Written request
Extract every line below that contains the word "many".

━━━━━ Extracted material ━━━━━

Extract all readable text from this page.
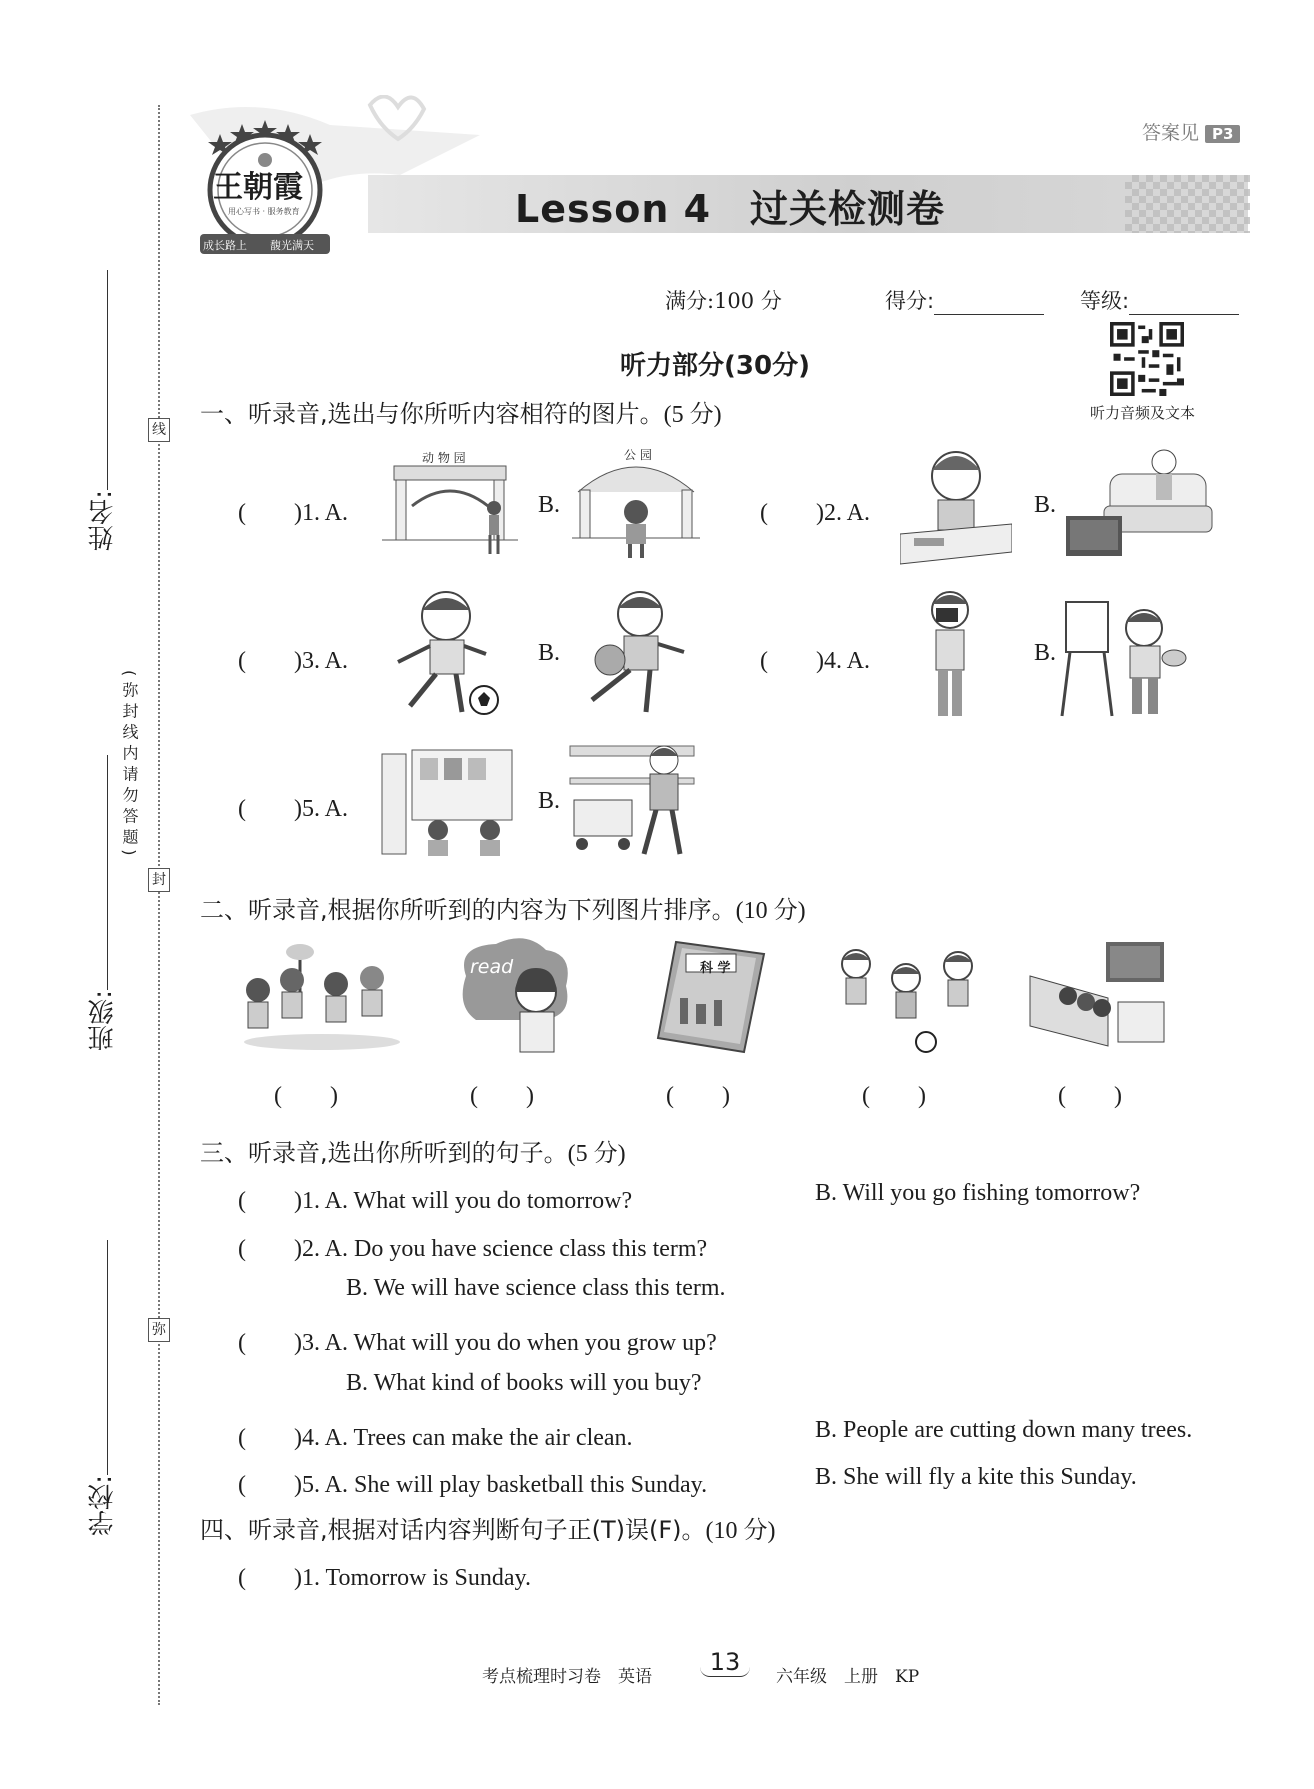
线
封
弥
姓名:
班级:
学校:
(弥封线内请勿答题)
答案见 P3
Lesson 4　过关检测卷
王朝霞
用心写书 · 服务教育
成长路上 馥光满天
满分:100 分	得分:	等级:
听力音频及文本
听力部分(30分)
一、听录音,选出与你所听内容相符的图片。(5 分)
(　　)1. A.	B.
动 物 园	公 园
(　　)2. A.	B.
(　　)3. A.	B.	(　　)4. A.	B.
(　　)5. A.	B.
二、听录音,根据你所听到的内容为下列图片排序。(10 分)
read	科 学
(　　)	(　　)	(　　)	(　　)	(　　)
三、听录音,选出你所听到的句子。(5 分)
(　　)1. A. What will you do tomorrow?	B. Will you go fishing tomorrow?
(　　)2. A. Do you have science class this term?
B. We will have science class this term.
(　　)3. A. What will you do when you grow up?
B. What kind of books will you buy?
(　　)4. A. Trees can make the air clean.	B. People are cutting down many trees.
(　　)5. A. She will play basketball this Sunday.	B. She will fly a kite this Sunday.
四、听录音,根据对话内容判断句子正(T)误(F)。(10 分)
(　　)1. Tomorrow is Sunday.
考点梳理时习卷　英语
13
六年级　上册　KP
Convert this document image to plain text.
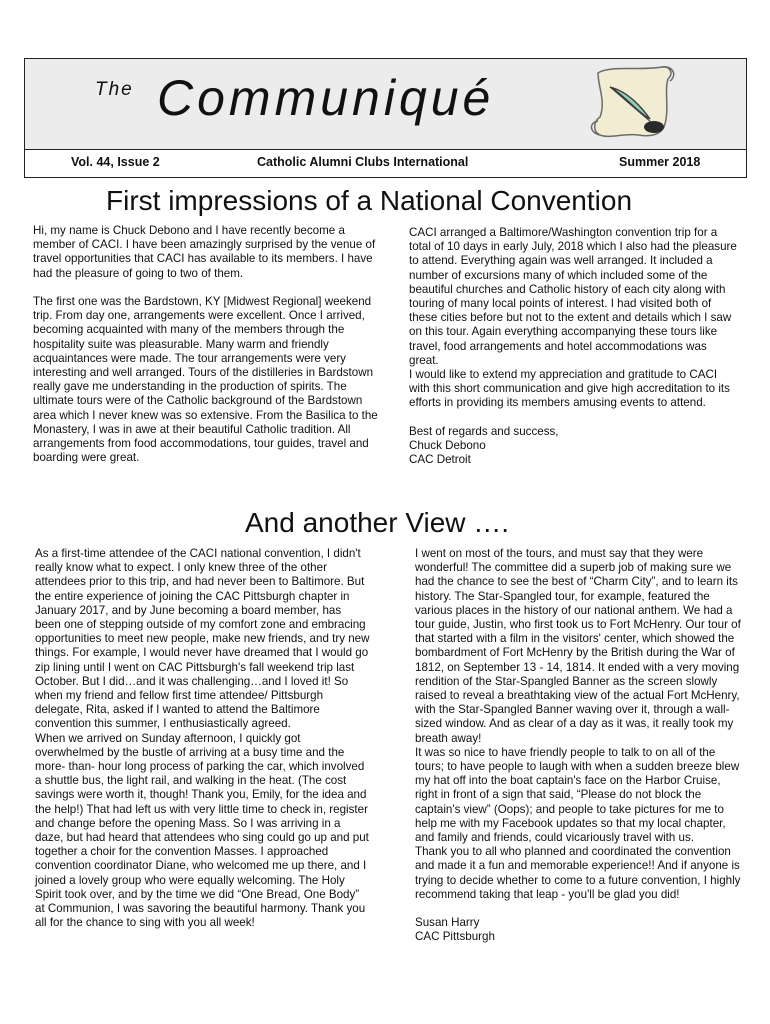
The Communiqué
Vol. 44, Issue 2	Catholic Alumni Clubs International	Summer 2018
First impressions of a National Convention

Hi, my name is Chuck Debono and I have recently become a member of CACI. I have been amazingly surprised by the venue of travel opportunities that CACI has available to its members. I have had the pleasure of going to two of them.

The first one was the Bardstown, KY [Midwest Regional] weekend trip. From day one, arrangements were excellent. Once I arrived, becoming acquainted with many of the members through the hospitality suite was pleasurable. Many warm and friendly acquaintances were made. The tour arrangements were very interesting and well arranged. Tours of the distilleries in Bardstown really gave me understanding in the production of spirits. The ultimate tours were of the Catholic background of the Bardstown area which I never knew was so extensive. From the Basilica to the Monastery, I was in awe at their beautiful Catholic tradition. All arrangements from food accommodations, tour guides, travel and boarding were great.

CACI arranged a Baltimore/Washington convention trip for a total of 10 days in early July, 2018 which I also had the pleasure to attend. Everything again was well arranged. It included a number of excursions many of which included some of the beautiful churches and Catholic history of each city along with touring of many local points of interest. I had visited both of these cities before but not to the extent and details which I saw on this tour. Again everything accompanying these tours like travel, food arrangements and hotel accommodations was great.
I would like to extend my appreciation and gratitude to CACI with this short communication and give high accreditation to its efforts in providing its members amusing events to attend.

Best of regards and success,
Chuck Debono
CAC Detroit

And another View ….

As a first-time attendee of the CACI national convention, I didn't really know what to expect. I only knew three of the other attendees prior to this trip, and had never been to Baltimore. But the entire experience of joining the CAC Pittsburgh chapter in January 2017, and by June becoming a board member, has been one of stepping outside of my comfort zone and embracing opportunities to meet new people, make new friends, and try new things. For example, I would never have dreamed that I would go zip lining until I went on CAC Pittsburgh's fall weekend trip last October. But I did…and it was challenging…and I loved it! So when my friend and fellow first time attendee/ Pittsburgh delegate, Rita, asked if I wanted to attend the Baltimore convention this summer, I enthusiastically agreed.
When we arrived on Sunday afternoon, I quickly got overwhelmed by the bustle of arriving at a busy time and the more- than- hour long process of parking the car, which involved a shuttle bus, the light rail, and walking in the heat. (The cost savings were worth it, though! Thank you, Emily, for the idea and the help!) That had left us with very little time to check in, register and change before the opening Mass. So I was arriving in a daze, but had heard that attendees who sing could go up and put together a choir for the convention Masses. I approached convention coordinator Diane, who welcomed me up there, and I joined a lovely group who were equally welcoming. The Holy Spirit took over, and by the time we did “One Bread, One Body” at Communion, I was savoring the beautiful harmony. Thank you all for the chance to sing with you all week!

I went on most of the tours, and must say that they were wonderful! The committee did a superb job of making sure we had the chance to see the best of “Charm City”, and to learn its history. The Star-Spangled tour, for example, featured the various places in the history of our national anthem. We had a tour guide, Justin, who first took us to Fort McHenry. Our tour of that started with a film in the visitors' center, which showed the bombardment of Fort McHenry by the British during the War of 1812, on September 13 - 14, 1814. It ended with a very moving rendition of the Star-Spangled Banner as the screen slowly raised to reveal a breathtaking view of the actual Fort McHenry, with the Star-Spangled Banner waving over it, through a wall-sized window. And as clear of a day as it was, it really took my breath away!
It was so nice to have friendly people to talk to on all of the tours; to have people to laugh with when a sudden breeze blew my hat off into the boat captain's face on the Harbor Cruise, right in front of a sign that said, “Please do not block the captain's view” (Oops); and people to take pictures for me to help me with my Facebook updates so that my local chapter, and family and friends, could vicariously travel with us.
Thank you to all who planned and coordinated the convention and made it a fun and memorable experience!! And if anyone is trying to decide whether to come to a future convention, I highly recommend taking that leap - you'll be glad you did!

Susan Harry
CAC Pittsburgh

━━━━━

Result
(　　)4. A. Trees can make the air clean.	B. People are cutting down many trees.
The first one was the Bardstown, KY [Midwest Regional] weekend trip. From day one, arrangements were excellent. Once I arrived, becoming acquainted with many of the members through the hospitality suite was pleasurable. Many warm and friendly acquaintances were made. The tour arrangements were very interesting and well arranged. Tours of the distilleries in Bardstown really gave me understanding in the production of spirits. The ultimate tours were of the Catholic background of the Bardstown area which I never knew was so extensive. From the Basilica to the Monastery, I was in awe at their beautiful Catholic tradition. All arrangements from food accommodations, tour guides, travel and boarding were great.
CACI arranged a Baltimore/Washington convention trip for a total of 10 days in early July, 2018 which I also had the pleasure to attend. Everything again was well arranged. It included a number of excursions many of which included some of the beautiful churches and Catholic history of each city along with touring of many local points of interest. I had visited both of these cities before but not to the extent and details which I saw on this tour. Again everything accompanying these tours like travel, food arrangements and hotel accommodations was great.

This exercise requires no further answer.